# Aim of the task
Lines below that hold the word "memory" must be copied in full.

# Figure record listings
-*-*-
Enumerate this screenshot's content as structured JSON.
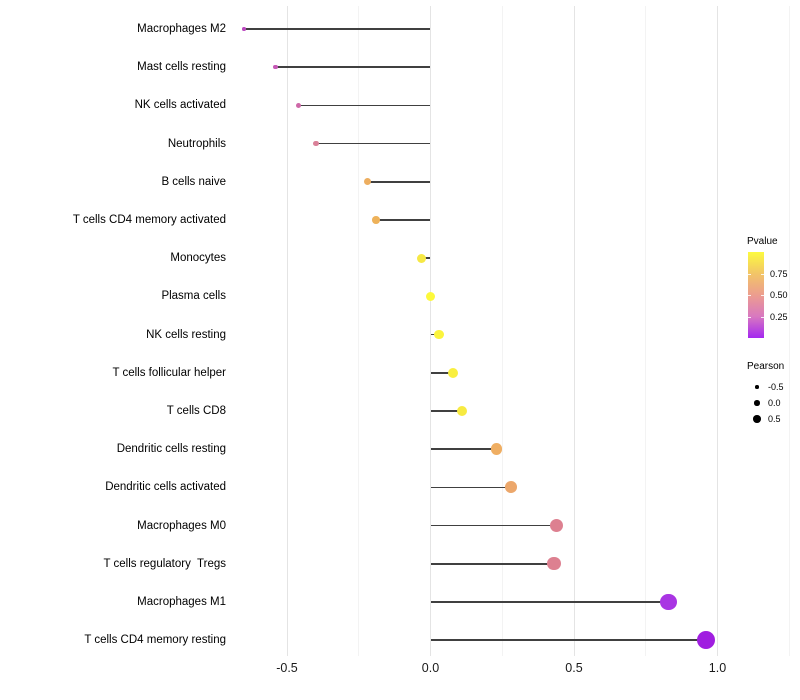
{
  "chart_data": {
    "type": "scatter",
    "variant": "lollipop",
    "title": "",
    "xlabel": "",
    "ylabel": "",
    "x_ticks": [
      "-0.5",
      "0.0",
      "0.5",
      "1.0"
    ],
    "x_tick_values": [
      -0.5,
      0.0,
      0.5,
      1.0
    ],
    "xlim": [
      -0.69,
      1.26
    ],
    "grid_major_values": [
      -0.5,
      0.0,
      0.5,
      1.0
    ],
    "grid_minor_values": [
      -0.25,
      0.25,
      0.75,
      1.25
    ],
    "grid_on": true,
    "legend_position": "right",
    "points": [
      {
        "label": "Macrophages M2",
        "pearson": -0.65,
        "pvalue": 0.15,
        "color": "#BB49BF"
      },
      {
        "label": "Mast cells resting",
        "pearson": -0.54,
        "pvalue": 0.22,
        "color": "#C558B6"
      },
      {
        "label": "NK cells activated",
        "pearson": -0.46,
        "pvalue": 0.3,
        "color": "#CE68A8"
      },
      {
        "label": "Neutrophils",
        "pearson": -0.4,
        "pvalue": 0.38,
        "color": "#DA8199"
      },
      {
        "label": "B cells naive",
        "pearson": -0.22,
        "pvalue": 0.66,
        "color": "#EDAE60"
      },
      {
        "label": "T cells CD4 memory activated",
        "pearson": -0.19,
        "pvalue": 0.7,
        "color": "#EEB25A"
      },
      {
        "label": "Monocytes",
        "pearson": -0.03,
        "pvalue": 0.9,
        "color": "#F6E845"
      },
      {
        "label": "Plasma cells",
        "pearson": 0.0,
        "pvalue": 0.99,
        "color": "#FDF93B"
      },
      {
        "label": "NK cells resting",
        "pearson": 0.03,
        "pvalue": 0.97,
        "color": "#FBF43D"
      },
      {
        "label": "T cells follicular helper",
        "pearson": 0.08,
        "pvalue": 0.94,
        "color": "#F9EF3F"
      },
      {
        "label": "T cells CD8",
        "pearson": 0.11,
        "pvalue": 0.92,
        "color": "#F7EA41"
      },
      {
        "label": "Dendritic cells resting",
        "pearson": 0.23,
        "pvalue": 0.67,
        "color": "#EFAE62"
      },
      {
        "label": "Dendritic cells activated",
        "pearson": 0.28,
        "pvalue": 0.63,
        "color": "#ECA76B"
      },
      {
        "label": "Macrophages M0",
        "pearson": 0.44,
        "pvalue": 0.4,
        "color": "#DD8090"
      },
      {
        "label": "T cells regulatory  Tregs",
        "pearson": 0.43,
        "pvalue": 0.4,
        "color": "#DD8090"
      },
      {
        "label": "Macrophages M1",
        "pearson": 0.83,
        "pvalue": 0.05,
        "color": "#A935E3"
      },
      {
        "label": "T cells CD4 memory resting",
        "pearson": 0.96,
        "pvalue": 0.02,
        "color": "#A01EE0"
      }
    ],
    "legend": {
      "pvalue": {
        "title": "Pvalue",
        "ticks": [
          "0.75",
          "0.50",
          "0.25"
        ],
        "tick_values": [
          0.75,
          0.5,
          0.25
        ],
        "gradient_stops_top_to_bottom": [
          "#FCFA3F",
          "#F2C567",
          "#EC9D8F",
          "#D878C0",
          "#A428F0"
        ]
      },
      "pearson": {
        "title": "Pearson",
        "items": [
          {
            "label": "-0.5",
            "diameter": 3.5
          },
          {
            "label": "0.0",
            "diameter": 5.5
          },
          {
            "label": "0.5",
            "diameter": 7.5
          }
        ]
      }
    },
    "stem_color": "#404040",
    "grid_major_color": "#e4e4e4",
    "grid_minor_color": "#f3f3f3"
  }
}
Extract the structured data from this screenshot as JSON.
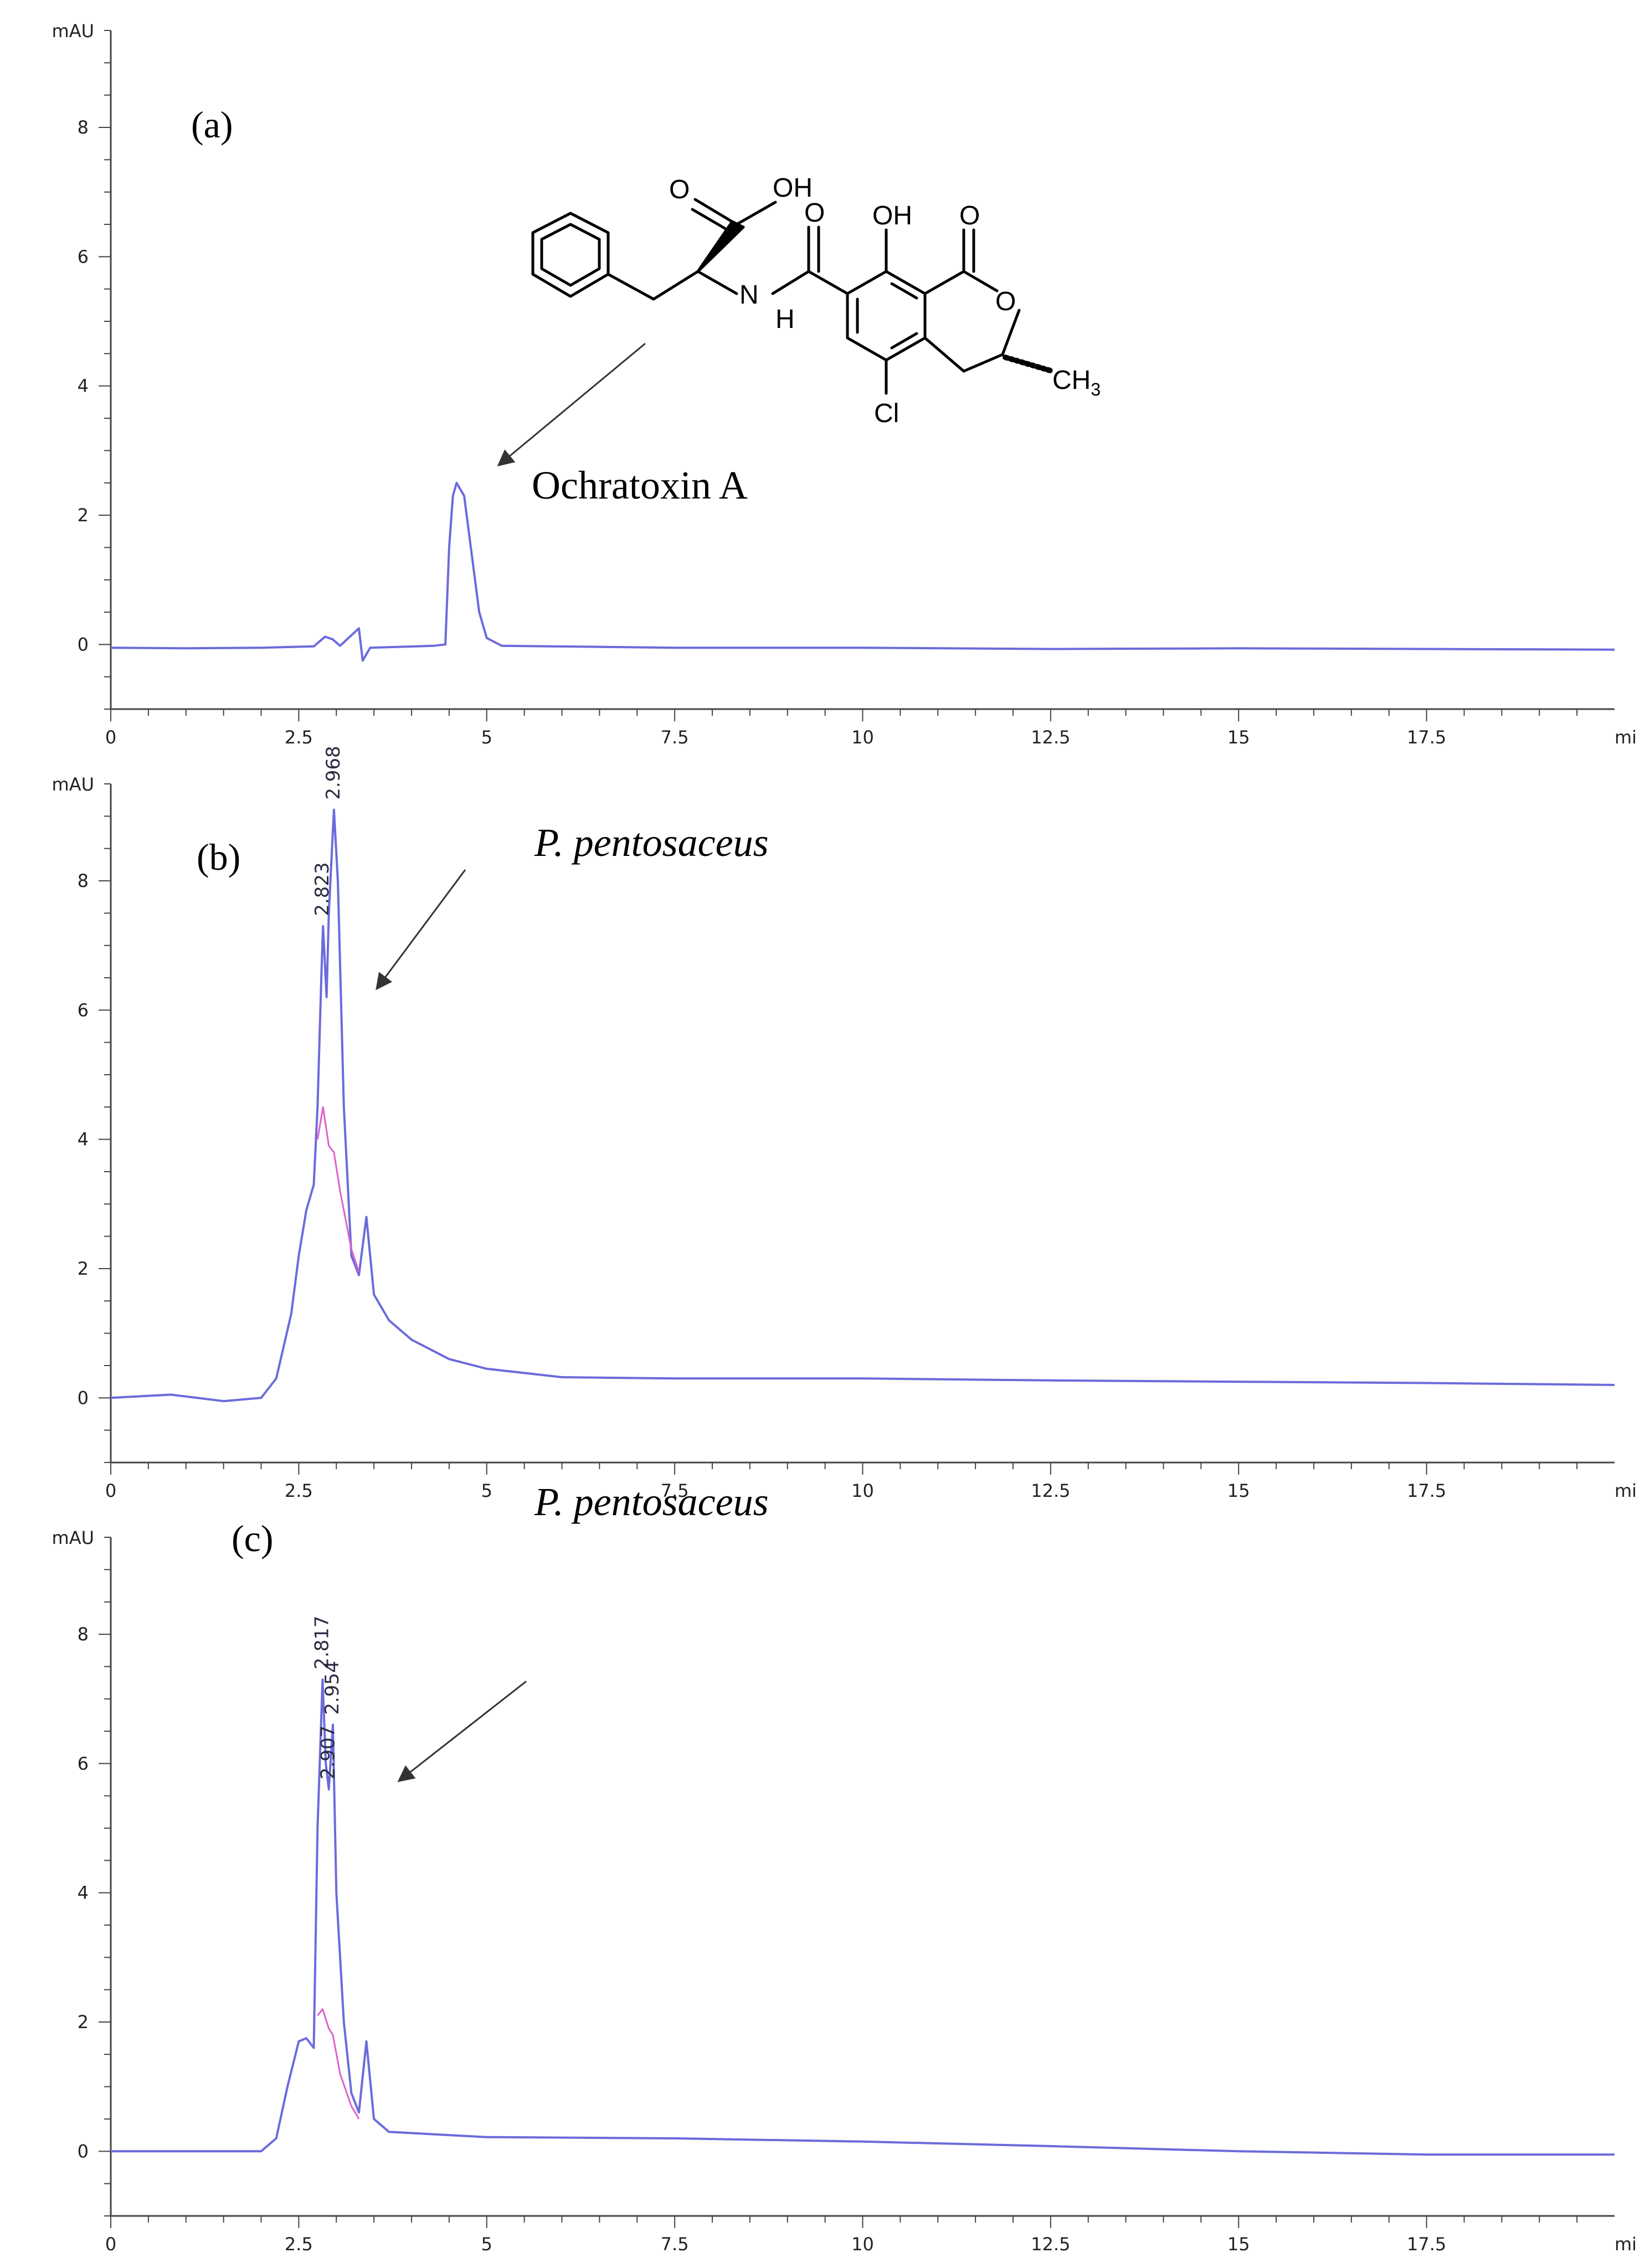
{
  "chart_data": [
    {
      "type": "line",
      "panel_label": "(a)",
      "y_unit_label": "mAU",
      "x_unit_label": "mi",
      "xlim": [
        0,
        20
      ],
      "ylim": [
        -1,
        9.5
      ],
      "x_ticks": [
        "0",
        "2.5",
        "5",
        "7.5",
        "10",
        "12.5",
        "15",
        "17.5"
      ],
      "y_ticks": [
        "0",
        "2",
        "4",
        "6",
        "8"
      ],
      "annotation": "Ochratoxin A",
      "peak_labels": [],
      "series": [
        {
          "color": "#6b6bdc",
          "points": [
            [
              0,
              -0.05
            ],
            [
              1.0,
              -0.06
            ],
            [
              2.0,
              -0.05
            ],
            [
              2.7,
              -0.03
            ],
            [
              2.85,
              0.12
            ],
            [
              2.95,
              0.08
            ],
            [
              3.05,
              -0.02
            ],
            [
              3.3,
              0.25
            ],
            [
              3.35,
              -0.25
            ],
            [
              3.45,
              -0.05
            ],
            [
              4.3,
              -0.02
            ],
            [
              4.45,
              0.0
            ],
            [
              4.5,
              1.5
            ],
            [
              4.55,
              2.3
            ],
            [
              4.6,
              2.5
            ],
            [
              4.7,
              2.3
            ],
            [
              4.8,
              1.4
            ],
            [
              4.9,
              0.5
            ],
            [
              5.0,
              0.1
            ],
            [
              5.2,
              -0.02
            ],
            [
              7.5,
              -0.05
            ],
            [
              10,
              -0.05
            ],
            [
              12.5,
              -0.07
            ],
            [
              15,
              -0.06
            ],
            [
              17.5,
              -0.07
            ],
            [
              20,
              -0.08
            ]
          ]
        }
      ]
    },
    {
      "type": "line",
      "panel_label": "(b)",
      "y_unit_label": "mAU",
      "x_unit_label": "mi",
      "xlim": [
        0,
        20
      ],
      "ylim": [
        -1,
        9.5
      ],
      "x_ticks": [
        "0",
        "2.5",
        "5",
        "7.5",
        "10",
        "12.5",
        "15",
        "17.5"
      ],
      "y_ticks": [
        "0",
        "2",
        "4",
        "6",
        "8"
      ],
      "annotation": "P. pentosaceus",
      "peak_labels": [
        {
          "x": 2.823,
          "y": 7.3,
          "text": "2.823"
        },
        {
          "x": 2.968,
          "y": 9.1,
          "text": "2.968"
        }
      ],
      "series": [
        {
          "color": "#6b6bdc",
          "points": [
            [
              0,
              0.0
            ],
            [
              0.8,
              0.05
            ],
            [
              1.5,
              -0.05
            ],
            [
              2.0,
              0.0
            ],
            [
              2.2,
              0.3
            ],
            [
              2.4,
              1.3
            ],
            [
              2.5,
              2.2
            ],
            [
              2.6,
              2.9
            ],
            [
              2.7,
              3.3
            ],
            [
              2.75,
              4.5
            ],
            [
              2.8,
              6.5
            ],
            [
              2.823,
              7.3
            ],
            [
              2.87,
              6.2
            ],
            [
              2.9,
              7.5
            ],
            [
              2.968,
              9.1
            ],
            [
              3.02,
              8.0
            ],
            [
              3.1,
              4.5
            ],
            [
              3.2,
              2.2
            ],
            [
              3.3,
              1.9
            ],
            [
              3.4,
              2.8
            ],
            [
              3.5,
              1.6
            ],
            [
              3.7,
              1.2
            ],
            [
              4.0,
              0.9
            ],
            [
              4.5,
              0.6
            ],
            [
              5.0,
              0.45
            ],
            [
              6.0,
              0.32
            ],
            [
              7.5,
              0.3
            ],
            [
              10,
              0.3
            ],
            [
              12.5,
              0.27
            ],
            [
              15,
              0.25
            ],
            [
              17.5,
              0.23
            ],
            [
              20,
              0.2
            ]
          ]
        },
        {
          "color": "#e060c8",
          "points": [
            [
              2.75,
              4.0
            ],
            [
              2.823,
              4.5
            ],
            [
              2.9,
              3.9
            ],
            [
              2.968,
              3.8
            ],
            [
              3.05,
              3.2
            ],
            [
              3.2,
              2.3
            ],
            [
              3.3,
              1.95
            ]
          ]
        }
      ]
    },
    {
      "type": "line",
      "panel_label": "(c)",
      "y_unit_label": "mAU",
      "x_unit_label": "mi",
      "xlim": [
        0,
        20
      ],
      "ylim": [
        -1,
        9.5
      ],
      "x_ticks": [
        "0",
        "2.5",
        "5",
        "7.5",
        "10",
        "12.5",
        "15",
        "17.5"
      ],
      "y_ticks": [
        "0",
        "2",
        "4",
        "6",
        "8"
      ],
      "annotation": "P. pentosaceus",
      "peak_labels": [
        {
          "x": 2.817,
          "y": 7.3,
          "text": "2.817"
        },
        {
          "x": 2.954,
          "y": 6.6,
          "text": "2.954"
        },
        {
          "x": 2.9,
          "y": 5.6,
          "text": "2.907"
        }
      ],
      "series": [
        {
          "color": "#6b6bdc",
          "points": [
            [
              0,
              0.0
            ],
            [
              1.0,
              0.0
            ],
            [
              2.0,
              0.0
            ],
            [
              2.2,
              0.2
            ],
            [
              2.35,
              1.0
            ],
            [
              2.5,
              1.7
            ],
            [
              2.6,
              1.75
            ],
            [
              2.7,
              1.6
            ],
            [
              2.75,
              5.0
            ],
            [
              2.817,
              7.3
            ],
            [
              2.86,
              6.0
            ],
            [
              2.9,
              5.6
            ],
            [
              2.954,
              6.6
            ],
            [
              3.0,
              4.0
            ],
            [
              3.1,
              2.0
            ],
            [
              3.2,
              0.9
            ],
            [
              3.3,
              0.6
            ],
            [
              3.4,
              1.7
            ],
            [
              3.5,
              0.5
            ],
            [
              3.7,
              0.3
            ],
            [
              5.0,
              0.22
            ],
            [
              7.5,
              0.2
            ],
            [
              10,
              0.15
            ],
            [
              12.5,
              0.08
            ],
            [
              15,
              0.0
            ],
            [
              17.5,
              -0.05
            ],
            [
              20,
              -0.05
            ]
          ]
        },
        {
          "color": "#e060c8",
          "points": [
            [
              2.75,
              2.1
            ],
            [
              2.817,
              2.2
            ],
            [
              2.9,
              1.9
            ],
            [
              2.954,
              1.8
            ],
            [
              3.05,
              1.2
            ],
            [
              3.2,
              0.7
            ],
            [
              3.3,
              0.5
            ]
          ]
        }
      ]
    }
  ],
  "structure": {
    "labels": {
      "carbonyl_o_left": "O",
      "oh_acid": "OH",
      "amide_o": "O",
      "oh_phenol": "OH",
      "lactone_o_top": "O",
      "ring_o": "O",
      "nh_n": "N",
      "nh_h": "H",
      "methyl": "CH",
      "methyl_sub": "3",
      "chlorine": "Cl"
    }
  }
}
-*-*-
# Result below
        "label": "T cells CD4 memory activated",
        "label": "T cells CD4 memory resting",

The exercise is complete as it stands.